[Problem description] Pull every line that holds the word "혜택받기" from the entries.

##### Given records #####

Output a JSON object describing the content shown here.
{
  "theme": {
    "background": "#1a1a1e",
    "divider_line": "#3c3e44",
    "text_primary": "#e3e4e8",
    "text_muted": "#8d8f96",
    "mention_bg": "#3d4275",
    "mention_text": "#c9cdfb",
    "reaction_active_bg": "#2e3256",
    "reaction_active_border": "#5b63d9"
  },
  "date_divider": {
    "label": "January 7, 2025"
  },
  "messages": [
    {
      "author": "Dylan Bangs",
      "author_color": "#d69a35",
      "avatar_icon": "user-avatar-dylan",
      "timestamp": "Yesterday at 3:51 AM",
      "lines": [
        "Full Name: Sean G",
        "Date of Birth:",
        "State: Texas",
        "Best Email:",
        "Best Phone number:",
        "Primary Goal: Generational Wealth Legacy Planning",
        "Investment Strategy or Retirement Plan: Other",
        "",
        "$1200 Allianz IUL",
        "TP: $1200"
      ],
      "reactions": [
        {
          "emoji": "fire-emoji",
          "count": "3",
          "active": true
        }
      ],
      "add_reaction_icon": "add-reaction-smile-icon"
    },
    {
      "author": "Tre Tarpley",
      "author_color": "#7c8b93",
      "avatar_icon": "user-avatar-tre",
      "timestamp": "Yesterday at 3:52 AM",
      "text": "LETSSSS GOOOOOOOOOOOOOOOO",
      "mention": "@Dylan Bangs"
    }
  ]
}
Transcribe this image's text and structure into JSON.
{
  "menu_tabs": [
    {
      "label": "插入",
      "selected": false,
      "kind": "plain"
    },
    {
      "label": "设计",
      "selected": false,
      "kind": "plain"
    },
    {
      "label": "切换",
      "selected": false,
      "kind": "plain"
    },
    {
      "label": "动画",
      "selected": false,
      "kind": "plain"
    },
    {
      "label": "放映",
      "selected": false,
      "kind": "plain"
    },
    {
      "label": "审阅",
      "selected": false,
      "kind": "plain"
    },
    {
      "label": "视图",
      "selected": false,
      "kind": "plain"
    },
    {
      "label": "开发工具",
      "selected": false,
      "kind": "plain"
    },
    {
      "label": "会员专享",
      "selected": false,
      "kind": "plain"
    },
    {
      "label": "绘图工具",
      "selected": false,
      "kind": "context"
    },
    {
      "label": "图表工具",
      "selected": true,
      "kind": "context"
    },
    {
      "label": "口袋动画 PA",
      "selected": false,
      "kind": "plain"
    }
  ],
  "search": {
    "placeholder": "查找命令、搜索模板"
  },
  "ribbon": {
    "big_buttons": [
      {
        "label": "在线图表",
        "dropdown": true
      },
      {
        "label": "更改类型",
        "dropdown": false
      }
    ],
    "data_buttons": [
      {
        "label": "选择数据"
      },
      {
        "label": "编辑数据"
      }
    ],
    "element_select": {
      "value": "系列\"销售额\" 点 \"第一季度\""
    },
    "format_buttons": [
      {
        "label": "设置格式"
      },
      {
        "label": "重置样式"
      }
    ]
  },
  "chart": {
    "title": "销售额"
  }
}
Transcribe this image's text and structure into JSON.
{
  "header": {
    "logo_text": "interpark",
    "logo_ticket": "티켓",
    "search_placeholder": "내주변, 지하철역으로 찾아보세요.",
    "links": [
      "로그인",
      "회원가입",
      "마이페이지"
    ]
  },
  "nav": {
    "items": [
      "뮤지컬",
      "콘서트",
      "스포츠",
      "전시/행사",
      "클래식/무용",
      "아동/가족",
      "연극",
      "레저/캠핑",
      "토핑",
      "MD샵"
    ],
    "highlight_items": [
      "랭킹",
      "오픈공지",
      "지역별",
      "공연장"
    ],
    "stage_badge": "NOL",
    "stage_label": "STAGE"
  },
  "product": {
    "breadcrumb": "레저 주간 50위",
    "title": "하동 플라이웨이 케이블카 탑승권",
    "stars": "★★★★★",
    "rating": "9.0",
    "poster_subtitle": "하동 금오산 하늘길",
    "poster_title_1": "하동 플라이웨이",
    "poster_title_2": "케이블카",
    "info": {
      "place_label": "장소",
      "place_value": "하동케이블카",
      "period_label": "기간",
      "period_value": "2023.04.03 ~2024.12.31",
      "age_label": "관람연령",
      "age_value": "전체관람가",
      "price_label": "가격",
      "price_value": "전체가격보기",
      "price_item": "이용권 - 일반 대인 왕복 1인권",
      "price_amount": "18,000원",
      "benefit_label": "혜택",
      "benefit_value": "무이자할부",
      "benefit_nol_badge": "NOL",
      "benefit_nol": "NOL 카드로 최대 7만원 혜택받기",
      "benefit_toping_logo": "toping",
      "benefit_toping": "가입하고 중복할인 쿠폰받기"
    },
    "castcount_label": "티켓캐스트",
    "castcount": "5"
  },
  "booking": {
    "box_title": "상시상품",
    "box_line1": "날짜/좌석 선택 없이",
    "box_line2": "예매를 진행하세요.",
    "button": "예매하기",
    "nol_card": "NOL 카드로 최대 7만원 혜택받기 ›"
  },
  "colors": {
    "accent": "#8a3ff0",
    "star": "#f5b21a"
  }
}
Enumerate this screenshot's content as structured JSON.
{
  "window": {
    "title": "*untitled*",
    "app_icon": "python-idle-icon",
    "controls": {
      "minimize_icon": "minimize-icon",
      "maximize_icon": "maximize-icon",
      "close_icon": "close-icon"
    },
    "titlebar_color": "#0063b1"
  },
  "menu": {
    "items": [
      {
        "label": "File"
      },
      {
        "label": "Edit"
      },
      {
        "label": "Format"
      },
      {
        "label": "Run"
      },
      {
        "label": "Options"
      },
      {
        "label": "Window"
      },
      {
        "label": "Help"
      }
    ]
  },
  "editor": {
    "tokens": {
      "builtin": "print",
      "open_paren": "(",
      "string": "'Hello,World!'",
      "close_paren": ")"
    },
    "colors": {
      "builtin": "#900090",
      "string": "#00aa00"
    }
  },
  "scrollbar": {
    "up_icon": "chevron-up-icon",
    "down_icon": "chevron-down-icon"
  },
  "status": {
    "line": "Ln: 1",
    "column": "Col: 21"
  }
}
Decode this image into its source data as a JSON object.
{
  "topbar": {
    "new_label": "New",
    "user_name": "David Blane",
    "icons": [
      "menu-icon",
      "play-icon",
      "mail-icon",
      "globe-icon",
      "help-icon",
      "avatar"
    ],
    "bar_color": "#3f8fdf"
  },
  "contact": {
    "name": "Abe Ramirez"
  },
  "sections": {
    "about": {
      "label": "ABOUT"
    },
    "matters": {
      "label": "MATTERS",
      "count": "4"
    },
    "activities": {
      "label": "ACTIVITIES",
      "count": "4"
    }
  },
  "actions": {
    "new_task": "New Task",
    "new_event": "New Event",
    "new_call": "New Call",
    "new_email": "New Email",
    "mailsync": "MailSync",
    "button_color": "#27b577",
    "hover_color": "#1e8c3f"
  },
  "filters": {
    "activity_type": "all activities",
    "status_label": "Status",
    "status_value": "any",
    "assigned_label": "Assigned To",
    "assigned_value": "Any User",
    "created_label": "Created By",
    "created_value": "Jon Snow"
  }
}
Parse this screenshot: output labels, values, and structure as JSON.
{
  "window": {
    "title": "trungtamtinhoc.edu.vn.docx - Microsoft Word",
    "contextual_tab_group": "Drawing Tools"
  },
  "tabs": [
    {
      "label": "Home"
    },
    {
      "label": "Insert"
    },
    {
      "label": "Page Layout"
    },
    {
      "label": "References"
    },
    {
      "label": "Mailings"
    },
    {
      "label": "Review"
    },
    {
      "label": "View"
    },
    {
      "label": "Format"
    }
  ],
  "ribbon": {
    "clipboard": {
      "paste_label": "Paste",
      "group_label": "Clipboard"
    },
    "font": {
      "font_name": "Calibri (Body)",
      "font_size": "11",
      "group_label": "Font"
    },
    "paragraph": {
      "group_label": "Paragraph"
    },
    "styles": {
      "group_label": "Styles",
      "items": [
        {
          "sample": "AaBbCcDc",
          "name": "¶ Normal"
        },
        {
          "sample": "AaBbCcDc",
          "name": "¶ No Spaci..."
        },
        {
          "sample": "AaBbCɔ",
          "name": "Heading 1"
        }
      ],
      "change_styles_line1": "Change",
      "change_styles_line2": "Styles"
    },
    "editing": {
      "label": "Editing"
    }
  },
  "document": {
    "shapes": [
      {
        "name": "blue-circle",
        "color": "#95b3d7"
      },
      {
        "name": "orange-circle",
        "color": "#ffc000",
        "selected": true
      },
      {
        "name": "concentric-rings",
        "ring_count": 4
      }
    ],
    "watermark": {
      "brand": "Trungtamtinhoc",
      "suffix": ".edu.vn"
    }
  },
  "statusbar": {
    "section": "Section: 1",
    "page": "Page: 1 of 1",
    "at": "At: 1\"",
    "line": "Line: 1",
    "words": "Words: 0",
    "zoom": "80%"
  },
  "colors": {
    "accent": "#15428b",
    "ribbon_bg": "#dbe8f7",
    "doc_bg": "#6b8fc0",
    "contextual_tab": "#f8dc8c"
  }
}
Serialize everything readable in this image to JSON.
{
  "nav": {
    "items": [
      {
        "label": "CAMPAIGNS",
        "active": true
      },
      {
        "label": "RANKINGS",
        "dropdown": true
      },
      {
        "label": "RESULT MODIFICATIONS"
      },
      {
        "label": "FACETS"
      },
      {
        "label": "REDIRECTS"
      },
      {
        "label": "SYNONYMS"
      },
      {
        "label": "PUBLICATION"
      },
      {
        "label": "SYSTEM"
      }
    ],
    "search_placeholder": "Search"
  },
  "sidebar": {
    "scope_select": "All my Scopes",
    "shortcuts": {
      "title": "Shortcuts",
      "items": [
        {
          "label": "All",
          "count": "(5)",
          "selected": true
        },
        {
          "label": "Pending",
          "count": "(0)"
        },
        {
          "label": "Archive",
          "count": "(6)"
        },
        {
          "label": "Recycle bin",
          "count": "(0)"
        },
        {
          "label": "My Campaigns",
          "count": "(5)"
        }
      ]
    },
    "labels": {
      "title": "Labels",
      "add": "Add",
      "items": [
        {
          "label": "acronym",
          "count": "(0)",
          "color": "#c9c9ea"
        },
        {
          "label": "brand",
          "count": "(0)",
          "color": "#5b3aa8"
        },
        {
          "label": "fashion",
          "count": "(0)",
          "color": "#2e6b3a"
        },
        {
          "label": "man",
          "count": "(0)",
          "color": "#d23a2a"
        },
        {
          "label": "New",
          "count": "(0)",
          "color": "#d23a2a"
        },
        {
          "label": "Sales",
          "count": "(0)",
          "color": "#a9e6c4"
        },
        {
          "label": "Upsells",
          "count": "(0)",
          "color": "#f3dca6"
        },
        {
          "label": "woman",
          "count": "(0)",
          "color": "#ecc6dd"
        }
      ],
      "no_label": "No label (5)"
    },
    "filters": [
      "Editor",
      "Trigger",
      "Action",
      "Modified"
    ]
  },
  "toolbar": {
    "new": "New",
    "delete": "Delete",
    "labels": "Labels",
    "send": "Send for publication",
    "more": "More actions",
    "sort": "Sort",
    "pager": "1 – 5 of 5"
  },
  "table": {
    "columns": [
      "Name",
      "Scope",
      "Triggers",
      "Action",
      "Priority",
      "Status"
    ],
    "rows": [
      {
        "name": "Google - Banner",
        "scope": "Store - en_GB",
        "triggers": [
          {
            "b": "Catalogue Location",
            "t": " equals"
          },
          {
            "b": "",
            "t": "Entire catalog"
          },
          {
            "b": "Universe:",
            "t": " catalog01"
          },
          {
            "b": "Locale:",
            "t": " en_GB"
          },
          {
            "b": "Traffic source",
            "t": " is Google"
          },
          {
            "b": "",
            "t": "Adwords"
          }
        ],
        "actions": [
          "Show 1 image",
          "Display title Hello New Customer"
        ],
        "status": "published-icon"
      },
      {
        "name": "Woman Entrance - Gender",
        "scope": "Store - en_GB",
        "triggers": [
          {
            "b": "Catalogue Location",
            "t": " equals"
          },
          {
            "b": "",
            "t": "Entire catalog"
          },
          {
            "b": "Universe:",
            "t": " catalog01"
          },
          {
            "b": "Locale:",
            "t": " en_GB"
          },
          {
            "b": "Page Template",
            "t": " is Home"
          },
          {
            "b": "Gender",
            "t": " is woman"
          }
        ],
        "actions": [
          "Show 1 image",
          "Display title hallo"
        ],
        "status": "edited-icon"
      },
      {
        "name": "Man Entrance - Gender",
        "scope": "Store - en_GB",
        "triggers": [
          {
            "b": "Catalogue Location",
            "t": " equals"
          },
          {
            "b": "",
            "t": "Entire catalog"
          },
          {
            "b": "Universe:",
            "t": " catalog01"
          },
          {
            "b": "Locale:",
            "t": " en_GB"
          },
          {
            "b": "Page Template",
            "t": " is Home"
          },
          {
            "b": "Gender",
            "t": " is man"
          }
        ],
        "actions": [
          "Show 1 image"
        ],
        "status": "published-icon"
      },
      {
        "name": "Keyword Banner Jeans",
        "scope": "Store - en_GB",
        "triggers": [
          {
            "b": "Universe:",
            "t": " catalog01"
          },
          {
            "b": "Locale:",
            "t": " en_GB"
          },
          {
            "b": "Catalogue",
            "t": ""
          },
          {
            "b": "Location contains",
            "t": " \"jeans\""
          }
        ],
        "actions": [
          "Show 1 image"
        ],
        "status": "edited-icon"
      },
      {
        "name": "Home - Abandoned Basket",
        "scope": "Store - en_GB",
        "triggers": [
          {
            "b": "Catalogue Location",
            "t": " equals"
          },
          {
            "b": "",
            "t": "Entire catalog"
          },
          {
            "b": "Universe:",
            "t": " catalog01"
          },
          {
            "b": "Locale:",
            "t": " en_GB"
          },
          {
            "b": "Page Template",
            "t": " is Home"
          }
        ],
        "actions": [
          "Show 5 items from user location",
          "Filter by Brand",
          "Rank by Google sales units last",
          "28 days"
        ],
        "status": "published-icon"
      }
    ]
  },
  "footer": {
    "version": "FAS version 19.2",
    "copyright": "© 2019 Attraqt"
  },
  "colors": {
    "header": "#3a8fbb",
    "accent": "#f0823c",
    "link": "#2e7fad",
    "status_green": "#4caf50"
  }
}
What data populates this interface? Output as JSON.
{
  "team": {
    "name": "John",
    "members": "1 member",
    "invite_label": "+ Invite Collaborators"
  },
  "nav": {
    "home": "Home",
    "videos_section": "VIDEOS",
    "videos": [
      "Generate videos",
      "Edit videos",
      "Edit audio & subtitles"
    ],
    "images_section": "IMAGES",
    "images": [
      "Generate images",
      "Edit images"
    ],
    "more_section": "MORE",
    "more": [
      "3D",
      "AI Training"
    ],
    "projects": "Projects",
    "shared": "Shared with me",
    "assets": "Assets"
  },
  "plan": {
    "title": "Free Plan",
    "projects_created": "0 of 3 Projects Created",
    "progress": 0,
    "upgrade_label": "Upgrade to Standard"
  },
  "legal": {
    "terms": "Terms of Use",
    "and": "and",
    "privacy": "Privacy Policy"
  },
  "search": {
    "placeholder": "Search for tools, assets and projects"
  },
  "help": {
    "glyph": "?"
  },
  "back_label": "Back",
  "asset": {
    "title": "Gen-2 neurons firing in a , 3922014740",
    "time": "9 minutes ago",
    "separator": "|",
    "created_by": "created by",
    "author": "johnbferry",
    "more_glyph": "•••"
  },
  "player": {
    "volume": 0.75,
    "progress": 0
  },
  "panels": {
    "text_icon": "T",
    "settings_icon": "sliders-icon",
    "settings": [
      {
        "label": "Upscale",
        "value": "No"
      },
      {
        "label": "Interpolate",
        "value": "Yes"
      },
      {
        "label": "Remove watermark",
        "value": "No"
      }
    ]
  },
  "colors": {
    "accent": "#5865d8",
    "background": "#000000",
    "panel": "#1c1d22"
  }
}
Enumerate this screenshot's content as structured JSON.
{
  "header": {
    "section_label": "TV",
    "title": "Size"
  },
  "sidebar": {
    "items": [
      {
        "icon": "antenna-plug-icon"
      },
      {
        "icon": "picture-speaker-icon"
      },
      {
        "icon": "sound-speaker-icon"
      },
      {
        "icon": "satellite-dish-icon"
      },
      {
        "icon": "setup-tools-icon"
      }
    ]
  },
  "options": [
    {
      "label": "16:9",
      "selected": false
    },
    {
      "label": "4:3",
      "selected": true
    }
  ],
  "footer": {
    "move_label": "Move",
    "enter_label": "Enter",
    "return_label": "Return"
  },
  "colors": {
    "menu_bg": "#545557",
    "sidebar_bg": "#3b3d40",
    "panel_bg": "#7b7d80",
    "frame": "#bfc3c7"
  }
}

#####

[Final result]
      "benefit_nol": "NOL 카드로 최대 7만원 혜택받기",
    "nol_card": "NOL 카드로 최대 7만원 혜택받기 ›"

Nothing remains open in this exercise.